- Aim of the task
Images embedded in the records are excluded; print everything else exactly as given.

- Data records
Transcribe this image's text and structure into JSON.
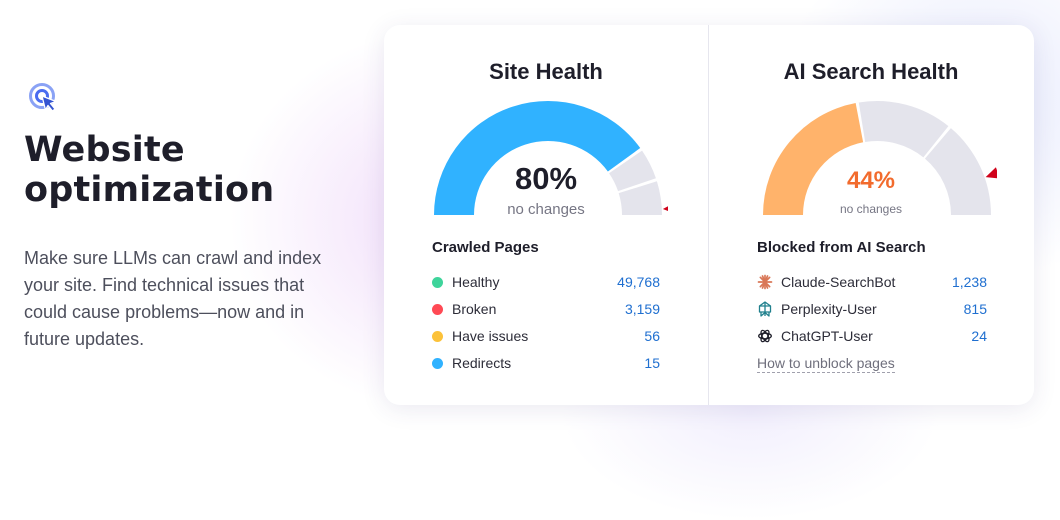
{
  "intro": {
    "icon": "cursor-click-icon",
    "title_line1": "Website",
    "title_line2": "optimization",
    "description": "Make sure LLMs can crawl and index your site. Find technical issues that could cause problems—now and in future updates."
  },
  "site_health": {
    "title": "Site Health",
    "percent": 80,
    "value_label": "80%",
    "sub_label": "no changes",
    "gauge_color": "#30b2ff",
    "track_color": "#e4e4ec",
    "marker_color": "#d0021b",
    "list_title": "Crawled Pages",
    "rows": [
      {
        "label": "Healthy",
        "value": "49,768",
        "color": "#3ed49b"
      },
      {
        "label": "Broken",
        "value": "3,159",
        "color": "#ff4954"
      },
      {
        "label": "Have issues",
        "value": "56",
        "color": "#fcc23a"
      },
      {
        "label": "Redirects",
        "value": "15",
        "color": "#30b2ff"
      }
    ]
  },
  "ai_health": {
    "title": "AI Search Health",
    "percent": 44,
    "value_label": "44%",
    "sub_label": "no changes",
    "gauge_color": "#ffb36b",
    "track_color": "#e4e4ec",
    "marker_color": "#d0021b",
    "list_title": "Blocked from AI Search",
    "rows": [
      {
        "label": "Claude-SearchBot",
        "value": "1,238",
        "icon": "claude-icon"
      },
      {
        "label": "Perplexity-User",
        "value": "815",
        "icon": "perplexity-icon"
      },
      {
        "label": "ChatGPT-User",
        "value": "24",
        "icon": "openai-icon"
      }
    ],
    "link": "How to unblock pages"
  }
}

- Task response
Transcribe this image's text and structure into JSON.
{
  "intro": {
    "icon": "cursor-click-icon",
    "title_line1": "Website",
    "title_line2": "optimization",
    "description": "Make sure LLMs can crawl and index your site. Find technical issues that could cause problems—now and in future updates."
  },
  "site_health": {
    "title": "Site Health",
    "percent": 80,
    "value_label": "80%",
    "sub_label": "no changes",
    "gauge_color": "#30b2ff",
    "track_color": "#e4e4ec",
    "marker_color": "#d0021b",
    "list_title": "Crawled Pages",
    "rows": [
      {
        "label": "Healthy",
        "value": "49,768",
        "color": "#3ed49b"
      },
      {
        "label": "Broken",
        "value": "3,159",
        "color": "#ff4954"
      },
      {
        "label": "Have issues",
        "value": "56",
        "color": "#fcc23a"
      },
      {
        "label": "Redirects",
        "value": "15",
        "color": "#30b2ff"
      }
    ]
  },
  "ai_health": {
    "title": "AI Search Health",
    "percent": 44,
    "value_label": "44%",
    "sub_label": "no changes",
    "gauge_color": "#ffb36b",
    "track_color": "#e4e4ec",
    "marker_color": "#d0021b",
    "list_title": "Blocked from AI Search",
    "rows": [
      {
        "label": "Claude-SearchBot",
        "value": "1,238",
        "icon": "claude-icon"
      },
      {
        "label": "Perplexity-User",
        "value": "815",
        "icon": "perplexity-icon"
      },
      {
        "label": "ChatGPT-User",
        "value": "24",
        "icon": "openai-icon"
      }
    ],
    "link": "How to unblock pages"
  }
}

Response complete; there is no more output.